Wednesday, July 2, 2008

Re: [BLUG] scp -p preserving ownership through root user

On Wed, Jul 02, 2008 at 12:01:05PM -0400, Brian Wheeler wrote:
> True, but you have to make sure that the passwd/group file is in sync
> for all of the files or there'll be weirdness unless you use
> --numeric-owner.

What do you mean "there'll be weirdness unless you use --numeric-owner"?

GNU Tar stores both the text name, and the numeric ID for users and
groups. It favors the text name if possible and falls back to the
numeric ID if the name is unavailable.

This means you can have three machines each with three users. Each
of the users could have been added to the machines in a different
order. (So on MachineA, UserA is 1000, etc.) However, GNU Tar will work
properly in this case, and the files will not get confused.

**Request 1**: Please list every claim the mailing list post makes about what GNU Tar does.
**Request 2**: In the mailing list post, at what time was Brian Wheeler's quoted message written?
The entries that come after this post aren't needed for these tasks.

**Given information**:
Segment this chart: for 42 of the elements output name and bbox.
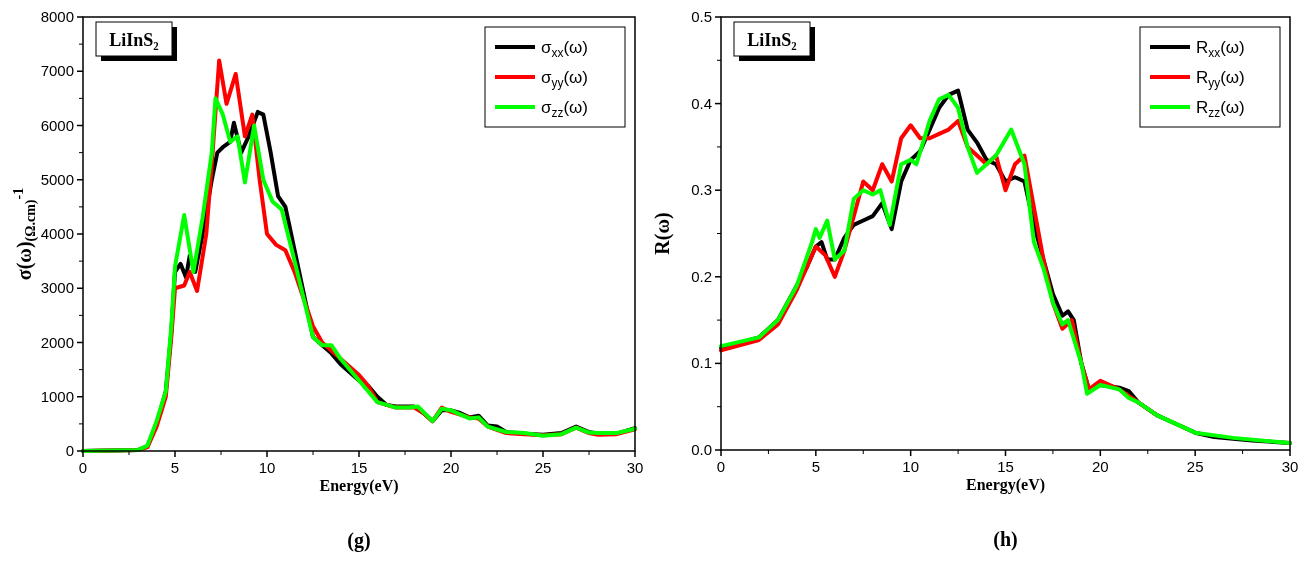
y-tick-label: 7000 xyxy=(40,62,74,80)
text: (g) xyxy=(347,529,371,552)
x-tick-label: 10 xyxy=(258,459,276,476)
legend-label: R$_{zz}$(ω) xyxy=(1196,98,1245,120)
legend-label: R$_{xx}$(ω) xyxy=(1196,38,1245,60)
x-tick-label: 20 xyxy=(1091,458,1109,475)
y-tick-label: 8000 xyxy=(40,8,74,25)
y-tick-label: 5000 xyxy=(40,170,74,188)
x-tick-label: 25 xyxy=(1186,458,1204,475)
y-tick-label: 4000 xyxy=(40,225,74,242)
y-tick-label: 0.0 xyxy=(691,441,712,458)
y-tick-label: 0.5 xyxy=(691,8,712,25)
x-tick-label: 25 xyxy=(534,459,552,476)
legend-label: σ$_{xx}$(ω) xyxy=(541,38,588,60)
y-tick-label: 0.1 xyxy=(691,354,712,372)
y-tick-label: 6000 xyxy=(40,116,74,134)
x-axis-title: Energy(eV) xyxy=(319,477,399,495)
x-tick-label: 30 xyxy=(626,459,644,476)
x-axis-title: Energy(eV) xyxy=(965,476,1046,494)
x-tick-label: 0 xyxy=(716,458,726,475)
y-tick-label: 0.2 xyxy=(691,267,712,285)
y-axis-title: R(ω) xyxy=(651,212,674,255)
y-tick-label: 0 xyxy=(65,442,74,459)
x-tick-label: 5 xyxy=(170,459,180,476)
text: (h) xyxy=(993,528,1018,551)
legend-label: R$_{yy}$(ω) xyxy=(1196,68,1245,90)
y-tick-label: 1000 xyxy=(40,387,74,405)
annotation: LiInS₂ xyxy=(109,30,159,50)
y-tick-label: 3000 xyxy=(40,279,74,297)
x-tick-label: 15 xyxy=(997,458,1014,475)
y-tick-label: 0.3 xyxy=(691,181,712,199)
x-tick-label: 0 xyxy=(78,459,88,476)
x-tick-label: 10 xyxy=(902,458,920,475)
y-tick-label: 0.4 xyxy=(691,94,712,112)
legend-label: σ$_{yy}$(ω) xyxy=(541,68,588,90)
x-tick-label: 20 xyxy=(442,459,460,476)
x-tick-label: 5 xyxy=(811,458,821,475)
annotation: LiInS₂ xyxy=(747,30,797,50)
x-tick-label: 30 xyxy=(1281,458,1299,475)
y-tick-label: 2000 xyxy=(40,333,74,351)
x-tick-label: 15 xyxy=(350,459,368,476)
legend-label: σ$_{zz}$(ω) xyxy=(541,98,588,120)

**Right answer 1**:
- It stores both the text name and the numeric ID for users and groups.
- It favors the text name if possible.
- It falls back to the numeric ID if the name is unavailable.
- It will work properly when three machines each have three users added in a different order, and the files will not get confused.

**Right answer 2**: 12:01:05PM -0400 on Wed, Jul 02, 2008.